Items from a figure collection
■ ■ ■ ■ ■ ■ ■

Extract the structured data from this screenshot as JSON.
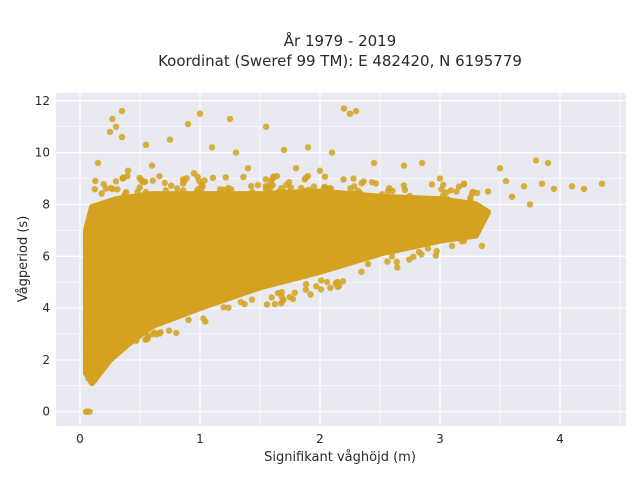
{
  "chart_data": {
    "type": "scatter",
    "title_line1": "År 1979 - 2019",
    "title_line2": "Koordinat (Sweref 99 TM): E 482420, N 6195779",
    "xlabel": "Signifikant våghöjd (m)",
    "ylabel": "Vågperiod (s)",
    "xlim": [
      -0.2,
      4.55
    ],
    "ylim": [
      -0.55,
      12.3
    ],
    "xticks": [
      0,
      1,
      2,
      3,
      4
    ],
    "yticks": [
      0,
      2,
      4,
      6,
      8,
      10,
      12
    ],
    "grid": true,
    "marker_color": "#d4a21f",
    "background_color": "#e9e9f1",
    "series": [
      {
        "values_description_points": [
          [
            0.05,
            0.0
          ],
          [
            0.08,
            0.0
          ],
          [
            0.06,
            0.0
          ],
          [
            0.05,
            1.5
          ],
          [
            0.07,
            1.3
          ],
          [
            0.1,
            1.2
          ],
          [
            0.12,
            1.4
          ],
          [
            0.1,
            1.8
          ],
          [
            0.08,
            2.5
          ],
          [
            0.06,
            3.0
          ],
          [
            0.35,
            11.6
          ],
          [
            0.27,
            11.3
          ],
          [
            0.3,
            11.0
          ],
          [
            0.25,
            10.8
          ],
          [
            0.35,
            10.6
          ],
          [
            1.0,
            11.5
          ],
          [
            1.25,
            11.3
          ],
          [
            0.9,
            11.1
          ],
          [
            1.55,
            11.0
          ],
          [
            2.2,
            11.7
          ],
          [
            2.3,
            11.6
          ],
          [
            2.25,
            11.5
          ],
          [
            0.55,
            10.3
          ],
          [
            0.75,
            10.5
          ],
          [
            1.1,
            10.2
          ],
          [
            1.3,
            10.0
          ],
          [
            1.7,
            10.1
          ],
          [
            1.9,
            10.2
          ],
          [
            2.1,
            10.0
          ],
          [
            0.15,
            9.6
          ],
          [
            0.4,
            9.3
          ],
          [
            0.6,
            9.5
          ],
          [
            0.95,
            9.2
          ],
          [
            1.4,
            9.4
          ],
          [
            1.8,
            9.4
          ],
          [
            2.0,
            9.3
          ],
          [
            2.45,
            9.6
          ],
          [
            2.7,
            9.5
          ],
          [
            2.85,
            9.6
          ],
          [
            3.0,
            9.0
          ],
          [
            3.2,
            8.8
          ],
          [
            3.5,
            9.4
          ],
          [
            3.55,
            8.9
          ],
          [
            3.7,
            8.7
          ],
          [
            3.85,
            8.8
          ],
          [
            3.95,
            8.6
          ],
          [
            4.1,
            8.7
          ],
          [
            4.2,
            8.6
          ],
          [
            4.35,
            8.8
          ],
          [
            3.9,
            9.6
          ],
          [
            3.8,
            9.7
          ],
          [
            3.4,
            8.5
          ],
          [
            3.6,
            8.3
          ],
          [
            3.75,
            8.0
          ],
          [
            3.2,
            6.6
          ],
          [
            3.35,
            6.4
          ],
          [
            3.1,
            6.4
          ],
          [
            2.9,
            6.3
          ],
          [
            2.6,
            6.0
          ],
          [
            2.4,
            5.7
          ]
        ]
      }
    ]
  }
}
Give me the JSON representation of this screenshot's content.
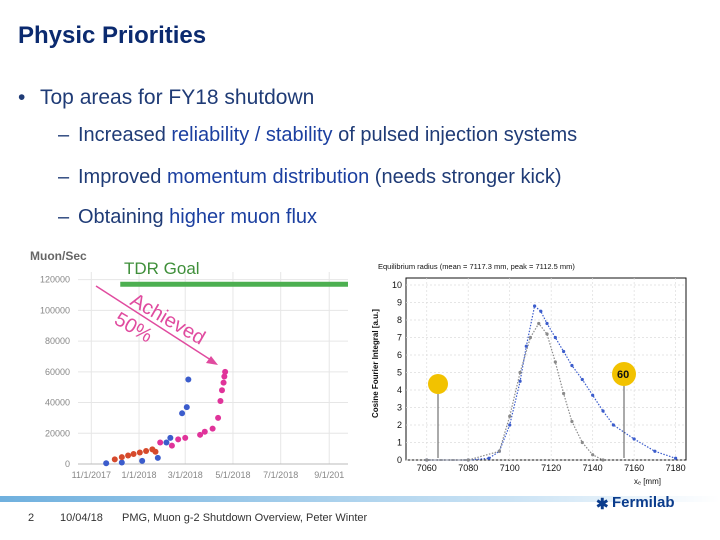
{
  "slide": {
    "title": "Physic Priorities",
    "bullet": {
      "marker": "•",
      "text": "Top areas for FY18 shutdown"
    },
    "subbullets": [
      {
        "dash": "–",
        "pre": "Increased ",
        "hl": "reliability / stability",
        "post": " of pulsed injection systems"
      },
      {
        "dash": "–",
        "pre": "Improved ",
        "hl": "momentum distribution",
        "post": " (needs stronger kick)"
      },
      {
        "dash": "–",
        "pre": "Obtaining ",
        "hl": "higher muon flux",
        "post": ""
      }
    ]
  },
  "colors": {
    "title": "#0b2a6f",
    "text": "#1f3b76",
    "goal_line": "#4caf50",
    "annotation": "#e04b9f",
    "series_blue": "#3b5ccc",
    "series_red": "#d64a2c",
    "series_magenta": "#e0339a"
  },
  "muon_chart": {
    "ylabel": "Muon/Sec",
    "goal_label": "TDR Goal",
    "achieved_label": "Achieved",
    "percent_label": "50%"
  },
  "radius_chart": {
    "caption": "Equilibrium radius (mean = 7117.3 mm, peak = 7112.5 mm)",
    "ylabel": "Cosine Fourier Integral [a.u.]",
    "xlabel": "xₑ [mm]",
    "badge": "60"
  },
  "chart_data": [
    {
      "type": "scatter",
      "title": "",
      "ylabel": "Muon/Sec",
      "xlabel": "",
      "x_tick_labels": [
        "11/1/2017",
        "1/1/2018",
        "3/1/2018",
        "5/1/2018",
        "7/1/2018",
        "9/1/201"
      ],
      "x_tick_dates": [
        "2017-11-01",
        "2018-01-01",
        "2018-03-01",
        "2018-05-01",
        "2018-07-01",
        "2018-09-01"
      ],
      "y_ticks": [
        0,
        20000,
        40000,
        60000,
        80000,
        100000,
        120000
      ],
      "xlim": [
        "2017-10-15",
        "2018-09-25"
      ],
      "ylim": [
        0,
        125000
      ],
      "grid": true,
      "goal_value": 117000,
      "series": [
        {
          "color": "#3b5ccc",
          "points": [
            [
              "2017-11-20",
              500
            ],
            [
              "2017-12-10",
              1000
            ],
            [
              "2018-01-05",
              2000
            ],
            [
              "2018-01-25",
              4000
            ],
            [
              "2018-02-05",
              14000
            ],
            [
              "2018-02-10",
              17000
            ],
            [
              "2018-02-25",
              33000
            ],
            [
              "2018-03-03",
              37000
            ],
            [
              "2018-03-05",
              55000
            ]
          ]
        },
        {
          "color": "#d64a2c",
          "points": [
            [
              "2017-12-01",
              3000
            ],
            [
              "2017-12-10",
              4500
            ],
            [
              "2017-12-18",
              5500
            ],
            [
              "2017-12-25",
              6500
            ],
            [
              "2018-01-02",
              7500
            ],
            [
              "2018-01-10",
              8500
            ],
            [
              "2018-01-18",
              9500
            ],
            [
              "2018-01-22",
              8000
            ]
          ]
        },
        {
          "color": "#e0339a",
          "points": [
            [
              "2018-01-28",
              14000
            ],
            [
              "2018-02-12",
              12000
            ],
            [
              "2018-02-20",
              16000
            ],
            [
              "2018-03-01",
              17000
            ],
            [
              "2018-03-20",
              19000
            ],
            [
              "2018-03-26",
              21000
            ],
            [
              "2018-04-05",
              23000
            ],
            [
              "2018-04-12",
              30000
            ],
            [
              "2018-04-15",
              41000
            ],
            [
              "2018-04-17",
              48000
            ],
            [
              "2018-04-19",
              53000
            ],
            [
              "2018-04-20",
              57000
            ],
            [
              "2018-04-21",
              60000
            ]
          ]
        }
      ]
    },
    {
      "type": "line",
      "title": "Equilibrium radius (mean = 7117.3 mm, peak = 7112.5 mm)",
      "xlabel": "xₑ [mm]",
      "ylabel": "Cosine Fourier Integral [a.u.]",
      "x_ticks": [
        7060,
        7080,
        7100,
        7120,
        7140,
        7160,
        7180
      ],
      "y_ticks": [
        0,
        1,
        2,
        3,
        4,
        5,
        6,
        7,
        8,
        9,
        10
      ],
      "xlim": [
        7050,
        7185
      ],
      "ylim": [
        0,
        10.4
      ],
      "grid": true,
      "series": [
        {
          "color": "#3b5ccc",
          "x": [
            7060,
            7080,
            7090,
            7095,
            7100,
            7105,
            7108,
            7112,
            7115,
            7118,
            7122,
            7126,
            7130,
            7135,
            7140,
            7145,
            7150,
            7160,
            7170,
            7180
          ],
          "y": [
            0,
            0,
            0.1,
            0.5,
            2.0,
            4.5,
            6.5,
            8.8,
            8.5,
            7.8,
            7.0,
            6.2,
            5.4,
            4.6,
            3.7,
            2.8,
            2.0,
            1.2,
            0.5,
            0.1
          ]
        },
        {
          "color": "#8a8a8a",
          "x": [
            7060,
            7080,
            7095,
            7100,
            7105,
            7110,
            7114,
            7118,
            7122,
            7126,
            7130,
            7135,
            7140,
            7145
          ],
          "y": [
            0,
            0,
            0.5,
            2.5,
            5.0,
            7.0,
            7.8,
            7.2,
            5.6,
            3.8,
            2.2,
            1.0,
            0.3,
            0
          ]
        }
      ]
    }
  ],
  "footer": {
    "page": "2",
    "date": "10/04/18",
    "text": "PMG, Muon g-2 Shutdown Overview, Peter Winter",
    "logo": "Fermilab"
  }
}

■ ■ ■ ■ ■ ■ ■

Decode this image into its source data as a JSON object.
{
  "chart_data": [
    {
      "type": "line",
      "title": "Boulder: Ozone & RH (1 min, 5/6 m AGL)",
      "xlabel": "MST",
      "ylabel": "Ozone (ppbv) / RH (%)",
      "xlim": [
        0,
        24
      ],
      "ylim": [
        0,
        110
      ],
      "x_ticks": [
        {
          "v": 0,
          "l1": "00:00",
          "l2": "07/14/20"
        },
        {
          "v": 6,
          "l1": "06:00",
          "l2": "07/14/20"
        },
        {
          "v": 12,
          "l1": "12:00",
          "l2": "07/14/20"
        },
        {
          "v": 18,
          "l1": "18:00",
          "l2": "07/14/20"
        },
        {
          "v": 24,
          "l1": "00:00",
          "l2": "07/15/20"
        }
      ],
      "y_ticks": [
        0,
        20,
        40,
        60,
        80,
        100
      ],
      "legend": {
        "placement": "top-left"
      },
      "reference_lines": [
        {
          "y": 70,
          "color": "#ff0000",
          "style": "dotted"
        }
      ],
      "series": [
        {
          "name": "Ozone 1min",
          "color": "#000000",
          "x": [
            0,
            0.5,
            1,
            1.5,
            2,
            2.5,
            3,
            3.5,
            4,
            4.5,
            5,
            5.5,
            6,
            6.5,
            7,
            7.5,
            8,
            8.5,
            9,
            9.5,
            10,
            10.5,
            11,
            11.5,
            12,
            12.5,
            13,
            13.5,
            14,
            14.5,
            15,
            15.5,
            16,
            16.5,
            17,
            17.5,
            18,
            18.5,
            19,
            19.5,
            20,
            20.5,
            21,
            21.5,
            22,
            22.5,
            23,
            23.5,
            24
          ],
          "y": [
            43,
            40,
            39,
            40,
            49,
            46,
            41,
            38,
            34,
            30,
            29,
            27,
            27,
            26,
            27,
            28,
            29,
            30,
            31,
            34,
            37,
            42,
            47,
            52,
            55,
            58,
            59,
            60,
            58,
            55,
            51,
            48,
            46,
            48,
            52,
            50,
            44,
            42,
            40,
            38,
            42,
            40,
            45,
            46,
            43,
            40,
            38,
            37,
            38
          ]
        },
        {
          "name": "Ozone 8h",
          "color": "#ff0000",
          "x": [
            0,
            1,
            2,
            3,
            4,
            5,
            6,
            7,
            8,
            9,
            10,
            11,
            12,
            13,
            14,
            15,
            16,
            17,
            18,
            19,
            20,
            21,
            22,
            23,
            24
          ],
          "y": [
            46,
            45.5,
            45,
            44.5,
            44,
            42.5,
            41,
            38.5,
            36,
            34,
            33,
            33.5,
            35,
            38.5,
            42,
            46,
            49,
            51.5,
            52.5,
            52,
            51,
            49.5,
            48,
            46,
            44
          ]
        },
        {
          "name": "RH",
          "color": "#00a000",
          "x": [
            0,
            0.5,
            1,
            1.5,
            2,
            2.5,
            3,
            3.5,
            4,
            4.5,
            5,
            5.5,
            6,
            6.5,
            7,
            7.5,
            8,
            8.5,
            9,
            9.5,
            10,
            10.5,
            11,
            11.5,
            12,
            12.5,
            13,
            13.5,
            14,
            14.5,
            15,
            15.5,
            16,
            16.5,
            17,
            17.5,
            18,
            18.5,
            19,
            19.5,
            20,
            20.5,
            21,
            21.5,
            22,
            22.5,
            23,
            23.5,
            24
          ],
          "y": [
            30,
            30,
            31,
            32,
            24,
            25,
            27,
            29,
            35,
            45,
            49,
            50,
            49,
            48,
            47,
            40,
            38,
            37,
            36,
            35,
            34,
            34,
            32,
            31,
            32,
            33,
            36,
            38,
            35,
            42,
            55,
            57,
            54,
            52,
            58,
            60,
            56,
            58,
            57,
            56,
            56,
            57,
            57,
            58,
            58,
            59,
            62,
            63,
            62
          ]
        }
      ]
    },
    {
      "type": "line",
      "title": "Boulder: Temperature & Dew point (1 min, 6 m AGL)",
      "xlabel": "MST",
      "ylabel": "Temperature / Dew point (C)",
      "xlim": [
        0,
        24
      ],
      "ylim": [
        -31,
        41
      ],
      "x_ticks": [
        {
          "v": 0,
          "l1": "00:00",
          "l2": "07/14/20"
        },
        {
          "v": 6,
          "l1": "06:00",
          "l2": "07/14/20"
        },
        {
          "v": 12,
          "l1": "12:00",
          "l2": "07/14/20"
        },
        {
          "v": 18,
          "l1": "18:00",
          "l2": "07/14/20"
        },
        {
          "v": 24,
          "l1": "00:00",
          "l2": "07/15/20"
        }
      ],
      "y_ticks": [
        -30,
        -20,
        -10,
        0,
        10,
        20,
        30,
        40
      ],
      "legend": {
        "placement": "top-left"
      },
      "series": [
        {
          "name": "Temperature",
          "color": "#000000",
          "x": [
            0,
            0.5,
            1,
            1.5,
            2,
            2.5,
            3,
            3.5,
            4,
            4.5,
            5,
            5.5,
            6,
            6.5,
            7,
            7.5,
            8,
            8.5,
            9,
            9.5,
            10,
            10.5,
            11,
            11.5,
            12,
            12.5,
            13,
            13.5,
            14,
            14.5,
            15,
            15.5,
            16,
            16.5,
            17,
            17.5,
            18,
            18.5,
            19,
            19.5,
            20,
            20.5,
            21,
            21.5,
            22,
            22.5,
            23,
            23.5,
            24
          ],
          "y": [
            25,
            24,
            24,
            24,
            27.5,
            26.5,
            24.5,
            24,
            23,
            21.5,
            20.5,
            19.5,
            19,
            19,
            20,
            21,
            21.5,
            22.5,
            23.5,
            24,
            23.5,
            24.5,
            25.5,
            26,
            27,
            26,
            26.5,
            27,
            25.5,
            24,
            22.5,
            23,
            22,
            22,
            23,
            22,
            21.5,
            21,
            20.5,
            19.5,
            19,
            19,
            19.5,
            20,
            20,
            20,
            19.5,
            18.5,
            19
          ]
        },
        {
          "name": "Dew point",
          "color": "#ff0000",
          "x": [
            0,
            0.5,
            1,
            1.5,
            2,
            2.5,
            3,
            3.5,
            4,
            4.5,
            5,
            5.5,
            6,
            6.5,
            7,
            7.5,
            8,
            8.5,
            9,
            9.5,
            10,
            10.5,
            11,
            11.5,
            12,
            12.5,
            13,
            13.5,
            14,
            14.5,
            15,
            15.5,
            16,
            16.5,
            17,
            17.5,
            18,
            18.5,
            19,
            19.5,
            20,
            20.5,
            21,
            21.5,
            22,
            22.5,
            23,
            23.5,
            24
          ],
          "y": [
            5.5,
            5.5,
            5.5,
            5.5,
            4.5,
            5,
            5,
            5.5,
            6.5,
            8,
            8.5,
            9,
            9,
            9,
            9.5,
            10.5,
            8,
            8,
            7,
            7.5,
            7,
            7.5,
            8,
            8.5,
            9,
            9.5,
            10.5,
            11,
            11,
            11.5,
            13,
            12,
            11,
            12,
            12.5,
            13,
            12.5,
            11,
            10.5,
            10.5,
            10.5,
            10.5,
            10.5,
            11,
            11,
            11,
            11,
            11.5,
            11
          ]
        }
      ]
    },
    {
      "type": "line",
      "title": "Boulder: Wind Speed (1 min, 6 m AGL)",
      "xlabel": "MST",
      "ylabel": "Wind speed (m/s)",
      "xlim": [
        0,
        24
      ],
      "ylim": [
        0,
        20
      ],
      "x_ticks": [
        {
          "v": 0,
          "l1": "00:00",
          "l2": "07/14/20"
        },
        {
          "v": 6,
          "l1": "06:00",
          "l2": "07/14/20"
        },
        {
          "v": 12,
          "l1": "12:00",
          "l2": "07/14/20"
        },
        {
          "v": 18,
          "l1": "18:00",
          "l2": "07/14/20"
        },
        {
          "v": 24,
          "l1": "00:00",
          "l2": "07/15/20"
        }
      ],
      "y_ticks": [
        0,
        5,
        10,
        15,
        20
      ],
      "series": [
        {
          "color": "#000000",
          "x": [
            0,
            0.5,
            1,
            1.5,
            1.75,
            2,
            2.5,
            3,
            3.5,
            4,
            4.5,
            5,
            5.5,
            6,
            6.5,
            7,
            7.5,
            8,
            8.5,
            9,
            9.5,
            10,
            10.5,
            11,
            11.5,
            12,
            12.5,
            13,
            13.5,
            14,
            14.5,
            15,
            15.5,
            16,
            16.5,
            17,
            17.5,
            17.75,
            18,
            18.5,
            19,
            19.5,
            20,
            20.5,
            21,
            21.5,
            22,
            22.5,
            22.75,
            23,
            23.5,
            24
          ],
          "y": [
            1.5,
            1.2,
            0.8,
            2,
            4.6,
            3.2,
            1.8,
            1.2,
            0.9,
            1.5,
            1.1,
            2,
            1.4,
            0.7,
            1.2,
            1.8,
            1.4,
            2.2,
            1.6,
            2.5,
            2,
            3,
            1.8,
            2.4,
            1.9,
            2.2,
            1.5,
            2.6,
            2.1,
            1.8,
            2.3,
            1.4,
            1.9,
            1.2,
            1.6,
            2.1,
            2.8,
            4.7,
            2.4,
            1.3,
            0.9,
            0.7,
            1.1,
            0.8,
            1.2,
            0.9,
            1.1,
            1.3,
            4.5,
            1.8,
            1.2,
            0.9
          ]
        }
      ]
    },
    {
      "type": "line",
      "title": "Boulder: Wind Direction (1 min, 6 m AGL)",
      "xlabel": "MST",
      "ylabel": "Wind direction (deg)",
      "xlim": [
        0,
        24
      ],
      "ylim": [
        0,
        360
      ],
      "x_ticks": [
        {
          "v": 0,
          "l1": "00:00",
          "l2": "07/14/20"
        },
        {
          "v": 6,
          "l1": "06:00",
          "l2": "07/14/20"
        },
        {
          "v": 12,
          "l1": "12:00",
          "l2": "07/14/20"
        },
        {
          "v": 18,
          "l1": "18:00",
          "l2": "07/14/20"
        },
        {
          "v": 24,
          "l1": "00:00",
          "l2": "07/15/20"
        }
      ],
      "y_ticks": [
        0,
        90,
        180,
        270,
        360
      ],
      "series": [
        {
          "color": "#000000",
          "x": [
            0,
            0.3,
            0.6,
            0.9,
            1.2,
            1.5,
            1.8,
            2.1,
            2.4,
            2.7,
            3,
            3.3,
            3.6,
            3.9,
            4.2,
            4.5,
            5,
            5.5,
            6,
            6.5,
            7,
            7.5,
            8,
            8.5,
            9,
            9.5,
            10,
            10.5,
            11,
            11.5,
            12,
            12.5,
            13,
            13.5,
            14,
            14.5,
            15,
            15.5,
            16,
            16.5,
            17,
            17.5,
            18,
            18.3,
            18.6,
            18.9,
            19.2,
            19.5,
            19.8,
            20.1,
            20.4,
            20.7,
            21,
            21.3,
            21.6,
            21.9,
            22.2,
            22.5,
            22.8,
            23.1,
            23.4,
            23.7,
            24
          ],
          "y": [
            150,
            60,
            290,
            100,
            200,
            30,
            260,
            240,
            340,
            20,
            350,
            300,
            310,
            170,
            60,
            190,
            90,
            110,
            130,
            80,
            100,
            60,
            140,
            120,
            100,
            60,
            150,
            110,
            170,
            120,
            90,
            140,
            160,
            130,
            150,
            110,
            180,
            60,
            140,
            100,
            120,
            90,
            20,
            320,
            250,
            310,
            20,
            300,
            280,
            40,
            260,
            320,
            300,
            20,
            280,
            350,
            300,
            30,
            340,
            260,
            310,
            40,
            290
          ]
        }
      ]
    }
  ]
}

■ ■ ■ ■ ■ ■ ■

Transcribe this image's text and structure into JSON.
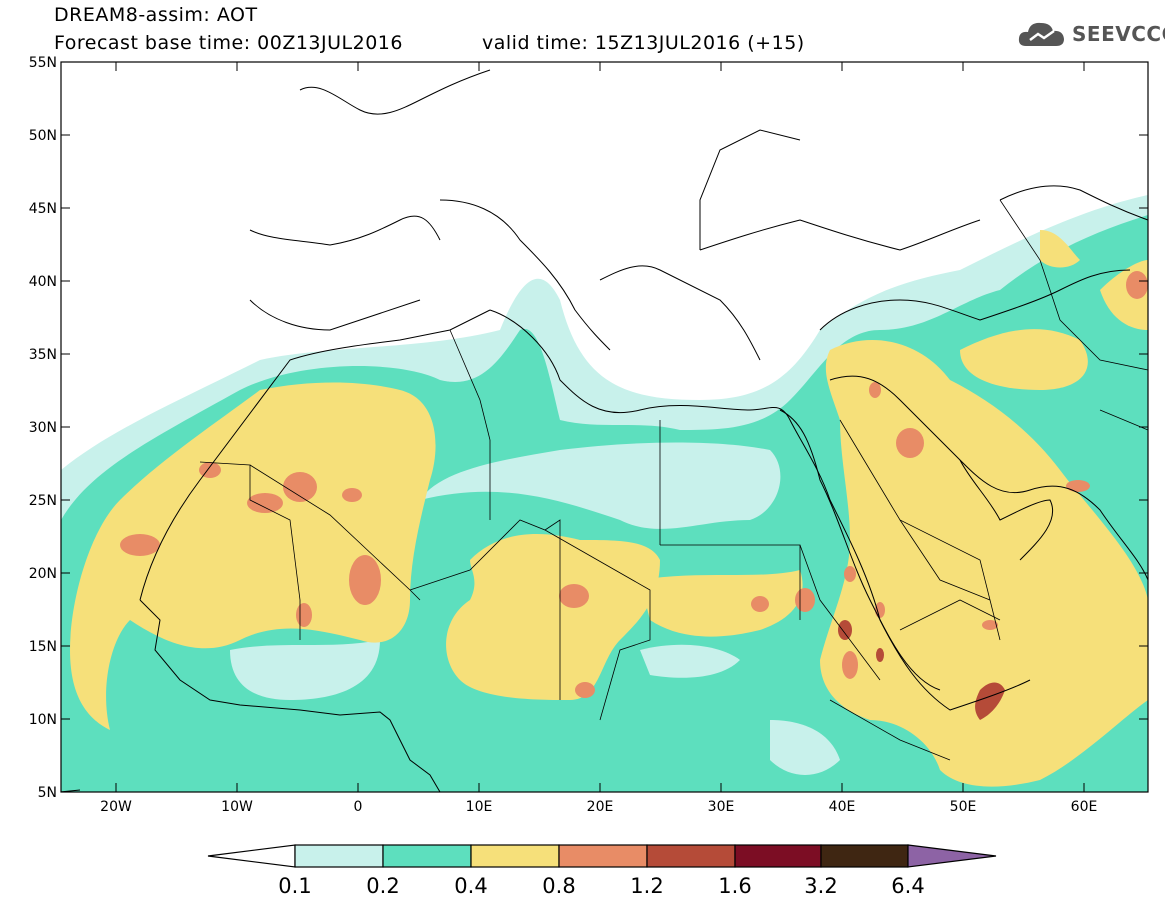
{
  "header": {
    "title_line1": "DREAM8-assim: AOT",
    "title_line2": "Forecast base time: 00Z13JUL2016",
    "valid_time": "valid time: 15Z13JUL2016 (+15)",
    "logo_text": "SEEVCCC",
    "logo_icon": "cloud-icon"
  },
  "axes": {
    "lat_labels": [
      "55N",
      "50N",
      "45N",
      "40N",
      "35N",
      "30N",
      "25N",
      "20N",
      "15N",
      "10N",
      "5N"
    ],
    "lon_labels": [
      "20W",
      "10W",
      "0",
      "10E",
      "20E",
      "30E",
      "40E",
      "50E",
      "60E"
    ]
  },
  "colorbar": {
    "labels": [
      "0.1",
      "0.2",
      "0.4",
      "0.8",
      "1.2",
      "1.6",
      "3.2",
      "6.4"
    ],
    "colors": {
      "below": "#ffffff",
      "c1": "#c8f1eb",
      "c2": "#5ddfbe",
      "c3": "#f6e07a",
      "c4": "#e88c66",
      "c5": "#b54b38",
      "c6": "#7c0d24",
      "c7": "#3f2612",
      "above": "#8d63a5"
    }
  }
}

■ ■ ■ ■ ■ ■ ■

■ TASK OBJECTIVE:
List the lines of the records where "Cosine" occurs.

■ COMPLETE ANSWER:
    "ylabel": "Cosine Fourier Integral [a.u.]",
      "ylabel": "Cosine Fourier Integral [a.u.]",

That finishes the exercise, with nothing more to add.